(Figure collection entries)
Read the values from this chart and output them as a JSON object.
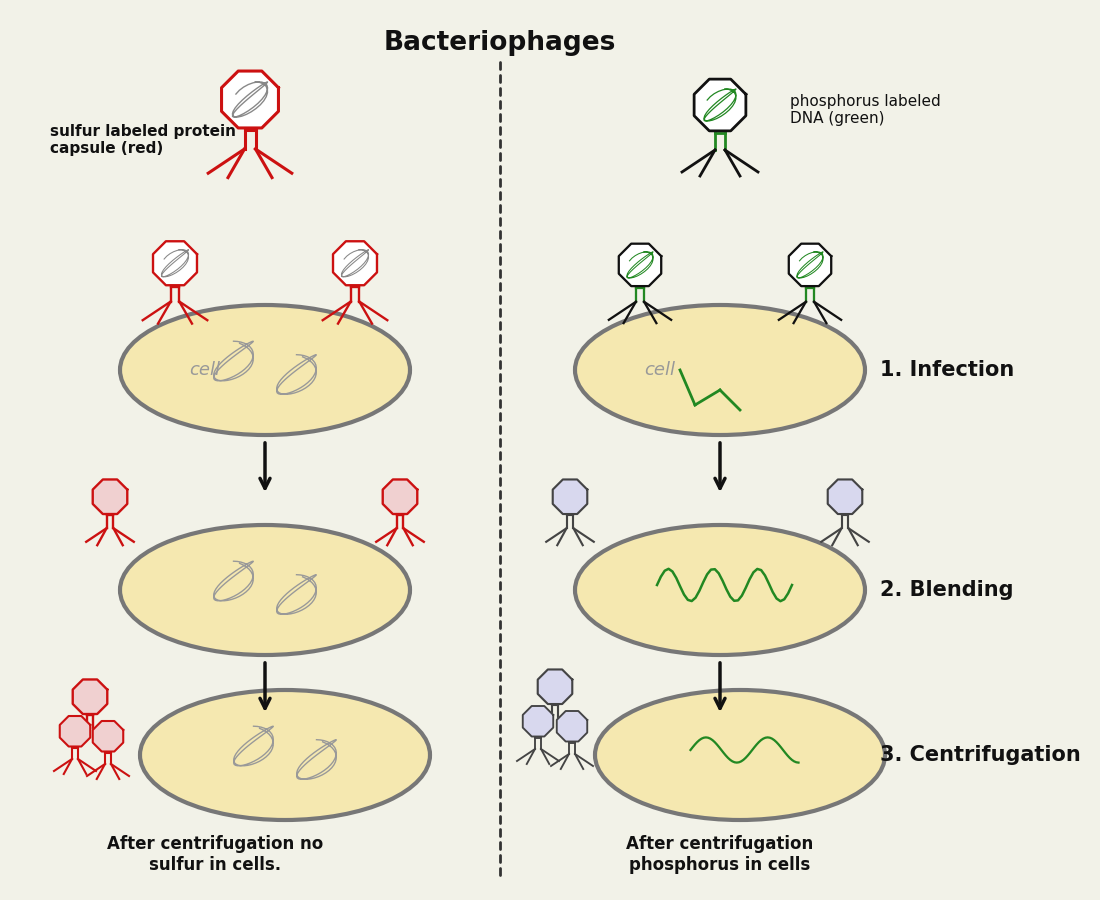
{
  "title": "Bacteriophages",
  "bg_color": "#f2f2e8",
  "left_label": "sulfur labeled protein\ncapsule (red)",
  "right_label": "phosphorus labeled\nDNA (green)",
  "step1_label": "1. Infection",
  "step2_label": "2. Blending",
  "step3_label": "3. Centrifugation",
  "left_footer": "After centrifugation no\nsulfur in cells.",
  "right_footer": "After centrifugation\nphosphorus in cells",
  "red_color": "#cc1111",
  "green_color": "#228822",
  "dark_color": "#111111",
  "cell_fill": "#f5e8b0",
  "cell_edge": "#777777",
  "ghost_fill": "#d8d8ee",
  "ghost_edge": "#444444"
}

* _PROBLEM STATEMENT_
Within the lines above, find those holding the word "labeled" and copy them.

* _YOUR SOLUTION_
  "left_label": "sulfur labeled protein\ncapsule (red)",
  "right_label": "phosphorus labeled\nDNA (green)",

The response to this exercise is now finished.